YOUR TASK
With the pictures left out, copy the listing below exactly.

(Figure collection entries)
————————

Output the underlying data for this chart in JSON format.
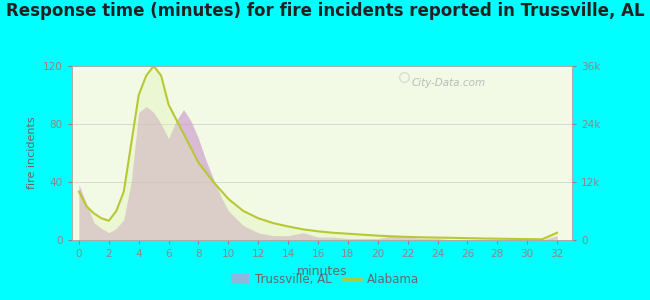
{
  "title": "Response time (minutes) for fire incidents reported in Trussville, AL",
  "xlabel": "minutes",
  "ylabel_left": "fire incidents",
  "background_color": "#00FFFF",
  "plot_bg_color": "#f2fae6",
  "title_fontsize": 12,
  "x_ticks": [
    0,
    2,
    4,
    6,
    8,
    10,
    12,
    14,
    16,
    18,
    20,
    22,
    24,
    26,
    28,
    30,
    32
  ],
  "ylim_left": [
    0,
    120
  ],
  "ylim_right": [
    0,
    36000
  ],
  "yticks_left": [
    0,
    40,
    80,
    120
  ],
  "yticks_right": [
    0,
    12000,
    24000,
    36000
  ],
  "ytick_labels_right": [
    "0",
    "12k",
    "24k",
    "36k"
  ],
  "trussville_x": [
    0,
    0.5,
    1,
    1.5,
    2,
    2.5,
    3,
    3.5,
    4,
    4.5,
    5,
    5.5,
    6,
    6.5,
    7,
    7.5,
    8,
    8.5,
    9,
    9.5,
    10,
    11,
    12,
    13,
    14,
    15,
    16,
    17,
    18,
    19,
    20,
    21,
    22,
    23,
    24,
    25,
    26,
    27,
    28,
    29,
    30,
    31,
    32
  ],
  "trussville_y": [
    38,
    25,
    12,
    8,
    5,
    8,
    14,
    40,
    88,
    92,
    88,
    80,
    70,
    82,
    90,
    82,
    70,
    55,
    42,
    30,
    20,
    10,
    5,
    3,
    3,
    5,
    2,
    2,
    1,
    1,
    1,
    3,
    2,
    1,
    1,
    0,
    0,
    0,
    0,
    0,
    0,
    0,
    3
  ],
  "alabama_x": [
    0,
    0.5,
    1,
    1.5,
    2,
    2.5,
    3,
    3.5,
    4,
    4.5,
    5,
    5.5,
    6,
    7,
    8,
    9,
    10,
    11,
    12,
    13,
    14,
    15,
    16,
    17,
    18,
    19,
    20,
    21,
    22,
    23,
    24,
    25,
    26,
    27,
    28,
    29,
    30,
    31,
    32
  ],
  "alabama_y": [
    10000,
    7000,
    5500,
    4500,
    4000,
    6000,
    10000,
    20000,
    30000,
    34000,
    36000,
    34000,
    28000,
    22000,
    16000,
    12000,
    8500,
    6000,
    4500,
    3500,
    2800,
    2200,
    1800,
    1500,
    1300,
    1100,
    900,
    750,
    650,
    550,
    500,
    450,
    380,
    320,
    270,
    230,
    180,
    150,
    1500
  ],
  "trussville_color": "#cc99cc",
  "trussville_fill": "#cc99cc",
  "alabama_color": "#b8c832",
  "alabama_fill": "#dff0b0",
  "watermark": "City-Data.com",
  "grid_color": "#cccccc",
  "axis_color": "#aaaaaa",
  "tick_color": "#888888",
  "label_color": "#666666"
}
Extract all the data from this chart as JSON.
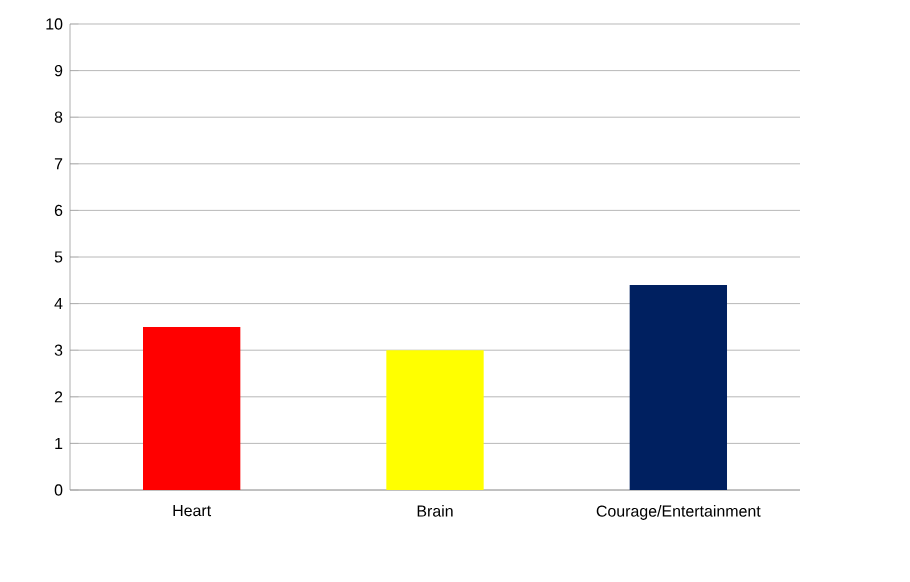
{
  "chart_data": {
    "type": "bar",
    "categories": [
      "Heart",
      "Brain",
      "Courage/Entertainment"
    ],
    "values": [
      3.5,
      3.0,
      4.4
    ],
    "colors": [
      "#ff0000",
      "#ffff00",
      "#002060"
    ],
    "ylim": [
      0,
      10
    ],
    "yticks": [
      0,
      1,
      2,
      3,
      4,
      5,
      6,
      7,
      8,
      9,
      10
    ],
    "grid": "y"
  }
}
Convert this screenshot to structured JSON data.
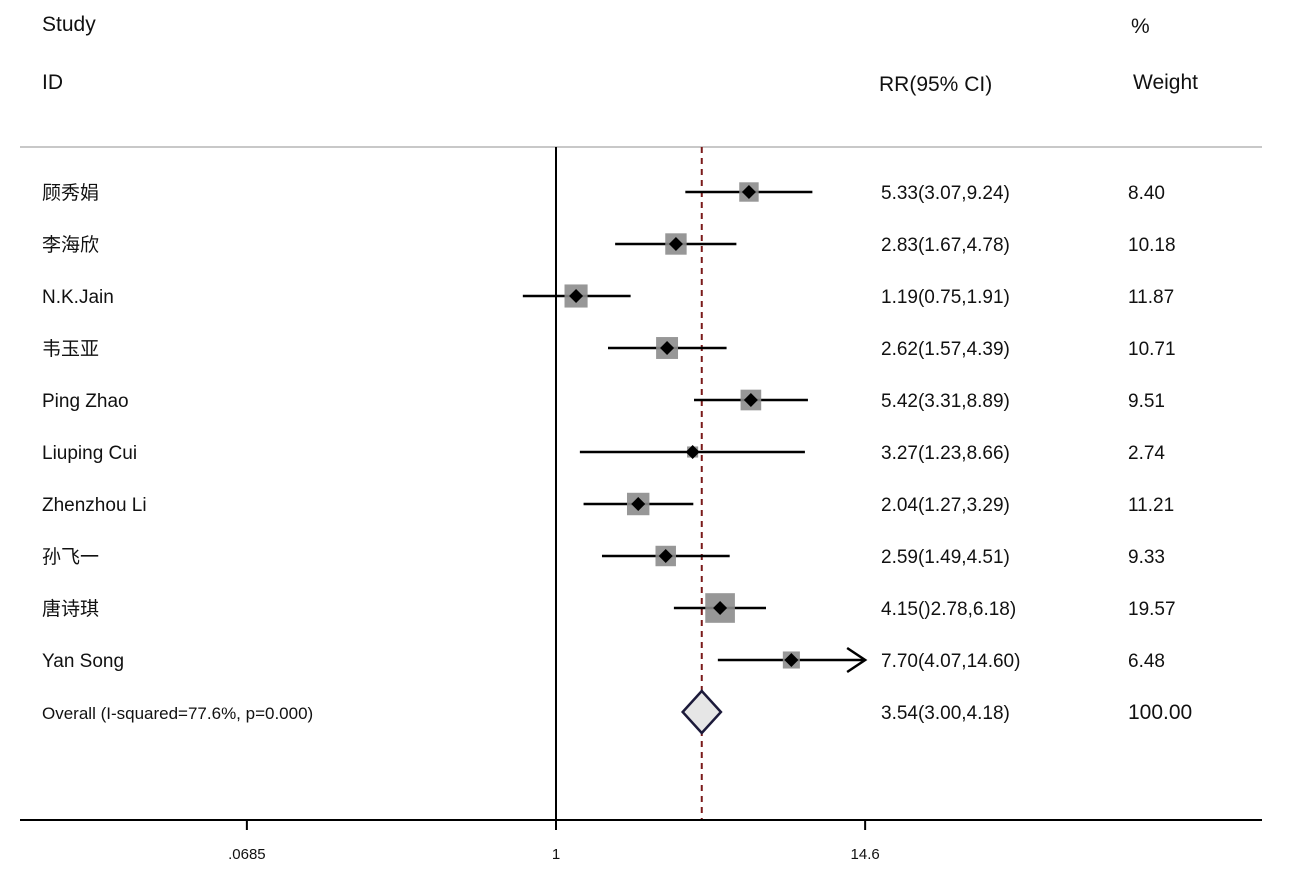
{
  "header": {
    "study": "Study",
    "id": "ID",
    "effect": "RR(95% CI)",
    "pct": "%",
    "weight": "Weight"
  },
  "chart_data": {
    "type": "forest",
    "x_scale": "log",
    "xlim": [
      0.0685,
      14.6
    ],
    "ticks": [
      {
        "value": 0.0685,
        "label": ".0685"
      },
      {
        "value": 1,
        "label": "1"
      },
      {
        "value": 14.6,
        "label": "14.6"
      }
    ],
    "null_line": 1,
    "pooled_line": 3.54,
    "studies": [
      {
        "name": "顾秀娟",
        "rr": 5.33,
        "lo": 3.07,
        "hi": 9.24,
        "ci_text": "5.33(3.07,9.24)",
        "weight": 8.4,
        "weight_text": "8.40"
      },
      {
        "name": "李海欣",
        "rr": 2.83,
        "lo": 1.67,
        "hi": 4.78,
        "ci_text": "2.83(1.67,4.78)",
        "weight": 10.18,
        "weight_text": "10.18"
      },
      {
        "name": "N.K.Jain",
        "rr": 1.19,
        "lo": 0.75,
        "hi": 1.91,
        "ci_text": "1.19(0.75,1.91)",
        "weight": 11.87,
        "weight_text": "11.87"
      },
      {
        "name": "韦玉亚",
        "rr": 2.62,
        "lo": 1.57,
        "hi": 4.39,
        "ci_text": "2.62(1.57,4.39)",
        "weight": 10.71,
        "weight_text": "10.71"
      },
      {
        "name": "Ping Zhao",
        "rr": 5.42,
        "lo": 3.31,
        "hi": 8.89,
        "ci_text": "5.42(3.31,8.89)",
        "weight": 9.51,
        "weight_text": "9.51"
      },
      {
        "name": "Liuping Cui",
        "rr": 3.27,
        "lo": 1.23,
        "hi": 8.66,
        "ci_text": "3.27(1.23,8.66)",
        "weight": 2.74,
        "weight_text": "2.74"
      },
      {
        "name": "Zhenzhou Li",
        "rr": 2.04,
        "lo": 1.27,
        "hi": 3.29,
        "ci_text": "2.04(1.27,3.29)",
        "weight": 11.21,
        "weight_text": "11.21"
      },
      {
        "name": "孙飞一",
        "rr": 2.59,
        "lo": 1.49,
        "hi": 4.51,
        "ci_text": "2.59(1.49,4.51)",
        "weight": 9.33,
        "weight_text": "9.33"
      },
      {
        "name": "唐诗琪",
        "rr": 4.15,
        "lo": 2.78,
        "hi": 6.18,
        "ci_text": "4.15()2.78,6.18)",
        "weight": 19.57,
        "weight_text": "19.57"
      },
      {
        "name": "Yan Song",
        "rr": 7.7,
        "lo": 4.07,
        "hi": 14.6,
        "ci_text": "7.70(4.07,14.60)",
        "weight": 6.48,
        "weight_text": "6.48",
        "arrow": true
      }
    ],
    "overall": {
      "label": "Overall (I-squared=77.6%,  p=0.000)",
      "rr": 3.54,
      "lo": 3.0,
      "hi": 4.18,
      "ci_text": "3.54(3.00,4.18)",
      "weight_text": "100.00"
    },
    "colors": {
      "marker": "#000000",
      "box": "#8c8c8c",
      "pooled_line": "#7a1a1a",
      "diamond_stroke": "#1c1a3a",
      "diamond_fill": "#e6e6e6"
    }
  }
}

————————

WRITTEN RESPONSE
Output the underlying data for this chart in JSON format.
{
  "title": "Response time (minutes) for fire incidents reported in Trussville, AL",
  "xlabel": "minutes",
  "ylabel_left": "fire incidents",
  "background_color": "#00FFFF",
  "plot_bg_color": "#f2fae6",
  "title_fontsize": 12,
  "x_ticks": [
    0,
    2,
    4,
    6,
    8,
    10,
    12,
    14,
    16,
    18,
    20,
    22,
    24,
    26,
    28,
    30,
    32
  ],
  "ylim_left": [
    0,
    120
  ],
  "ylim_right": [
    0,
    36000
  ],
  "yticks_left": [
    0,
    40,
    80,
    120
  ],
  "yticks_right": [
    0,
    12000,
    24000,
    36000
  ],
  "ytick_labels_right": [
    "0",
    "12k",
    "24k",
    "36k"
  ],
  "trussville_x": [
    0,
    0.5,
    1,
    1.5,
    2,
    2.5,
    3,
    3.5,
    4,
    4.5,
    5,
    5.5,
    6,
    6.5,
    7,
    7.5,
    8,
    8.5,
    9,
    9.5,
    10,
    11,
    12,
    13,
    14,
    15,
    16,
    17,
    18,
    19,
    20,
    21,
    22,
    23,
    24,
    25,
    26,
    27,
    28,
    29,
    30,
    31,
    32
  ],
  "trussville_y": [
    38,
    25,
    12,
    8,
    5,
    8,
    14,
    40,
    88,
    92,
    88,
    80,
    70,
    82,
    90,
    82,
    70,
    55,
    42,
    30,
    20,
    10,
    5,
    3,
    3,
    5,
    2,
    2,
    1,
    1,
    1,
    3,
    2,
    1,
    1,
    0,
    0,
    0,
    0,
    0,
    0,
    0,
    3
  ],
  "alabama_x": [
    0,
    0.5,
    1,
    1.5,
    2,
    2.5,
    3,
    3.5,
    4,
    4.5,
    5,
    5.5,
    6,
    7,
    8,
    9,
    10,
    11,
    12,
    13,
    14,
    15,
    16,
    17,
    18,
    19,
    20,
    21,
    22,
    23,
    24,
    25,
    26,
    27,
    28,
    29,
    30,
    31,
    32
  ],
  "alabama_y": [
    10000,
    7000,
    5500,
    4500,
    4000,
    6000,
    10000,
    20000,
    30000,
    34000,
    36000,
    34000,
    28000,
    22000,
    16000,
    12000,
    8500,
    6000,
    4500,
    3500,
    2800,
    2200,
    1800,
    1500,
    1300,
    1100,
    900,
    750,
    650,
    550,
    500,
    450,
    380,
    320,
    270,
    230,
    180,
    150,
    1500
  ],
  "trussville_color": "#cc99cc",
  "trussville_fill": "#cc99cc",
  "alabama_color": "#b8c832",
  "alabama_fill": "#dff0b0",
  "watermark": "City-Data.com",
  "grid_color": "#cccccc",
  "axis_color": "#aaaaaa",
  "tick_color": "#888888",
  "label_color": "#666666"
}
Extract all the data from this chart as JSON.
{
  "chart_data": {
    "type": "bar",
    "categories": [
      "Heart",
      "Brain",
      "Courage/Entertainment"
    ],
    "values": [
      3.5,
      3.0,
      4.4
    ],
    "colors": [
      "#ff0000",
      "#ffff00",
      "#002060"
    ],
    "ylim": [
      0,
      10
    ],
    "yticks": [
      0,
      1,
      2,
      3,
      4,
      5,
      6,
      7,
      8,
      9,
      10
    ],
    "grid": "y"
  }
}
Convert this screenshot to structured JSON data.
{
  "header": {
    "study": "Study",
    "id": "ID",
    "effect": "RR(95% CI)",
    "pct": "%",
    "weight": "Weight"
  },
  "chart_data": {
    "type": "forest",
    "x_scale": "log",
    "xlim": [
      0.0685,
      14.6
    ],
    "ticks": [
      {
        "value": 0.0685,
        "label": ".0685"
      },
      {
        "value": 1,
        "label": "1"
      },
      {
        "value": 14.6,
        "label": "14.6"
      }
    ],
    "null_line": 1,
    "pooled_line": 3.54,
    "studies": [
      {
        "name": "顾秀娟",
        "rr": 5.33,
        "lo": 3.07,
        "hi": 9.24,
        "ci_text": "5.33(3.07,9.24)",
        "weight": 8.4,
        "weight_text": "8.40"
      },
      {
        "name": "李海欣",
        "rr": 2.83,
        "lo": 1.67,
        "hi": 4.78,
        "ci_text": "2.83(1.67,4.78)",
        "weight": 10.18,
        "weight_text": "10.18"
      },
      {
        "name": "N.K.Jain",
        "rr": 1.19,
        "lo": 0.75,
        "hi": 1.91,
        "ci_text": "1.19(0.75,1.91)",
        "weight": 11.87,
        "weight_text": "11.87"
      },
      {
        "name": "韦玉亚",
        "rr": 2.62,
        "lo": 1.57,
        "hi": 4.39,
        "ci_text": "2.62(1.57,4.39)",
        "weight": 10.71,
        "weight_text": "10.71"
      },
      {
        "name": "Ping Zhao",
        "rr": 5.42,
        "lo": 3.31,
        "hi": 8.89,
        "ci_text": "5.42(3.31,8.89)",
        "weight": 9.51,
        "weight_text": "9.51"
      },
      {
        "name": "Liuping Cui",
        "rr": 3.27,
        "lo": 1.23,
        "hi": 8.66,
        "ci_text": "3.27(1.23,8.66)",
        "weight": 2.74,
        "weight_text": "2.74"
      },
      {
        "name": "Zhenzhou Li",
        "rr": 2.04,
        "lo": 1.27,
        "hi": 3.29,
        "ci_text": "2.04(1.27,3.29)",
        "weight": 11.21,
        "weight_text": "11.21"
      },
      {
        "name": "孙飞一",
        "rr": 2.59,
        "lo": 1.49,
        "hi": 4.51,
        "ci_text": "2.59(1.49,4.51)",
        "weight": 9.33,
        "weight_text": "9.33"
      },
      {
        "name": "唐诗琪",
        "rr": 4.15,
        "lo": 2.78,
        "hi": 6.18,
        "ci_text": "4.15()2.78,6.18)",
        "weight": 19.57,
        "weight_text": "19.57"
      },
      {
        "name": "Yan Song",
        "rr": 7.7,
        "lo": 4.07,
        "hi": 14.6,
        "ci_text": "7.70(4.07,14.60)",
        "weight": 6.48,
        "weight_text": "6.48",
        "arrow": true
      }
    ],
    "overall": {
      "label": "Overall (I-squared=77.6%,  p=0.000)",
      "rr": 3.54,
      "lo": 3.0,
      "hi": 4.18,
      "ci_text": "3.54(3.00,4.18)",
      "weight_text": "100.00"
    },
    "colors": {
      "marker": "#000000",
      "box": "#8c8c8c",
      "pooled_line": "#7a1a1a",
      "diamond_stroke": "#1c1a3a",
      "diamond_fill": "#e6e6e6"
    }
  }
}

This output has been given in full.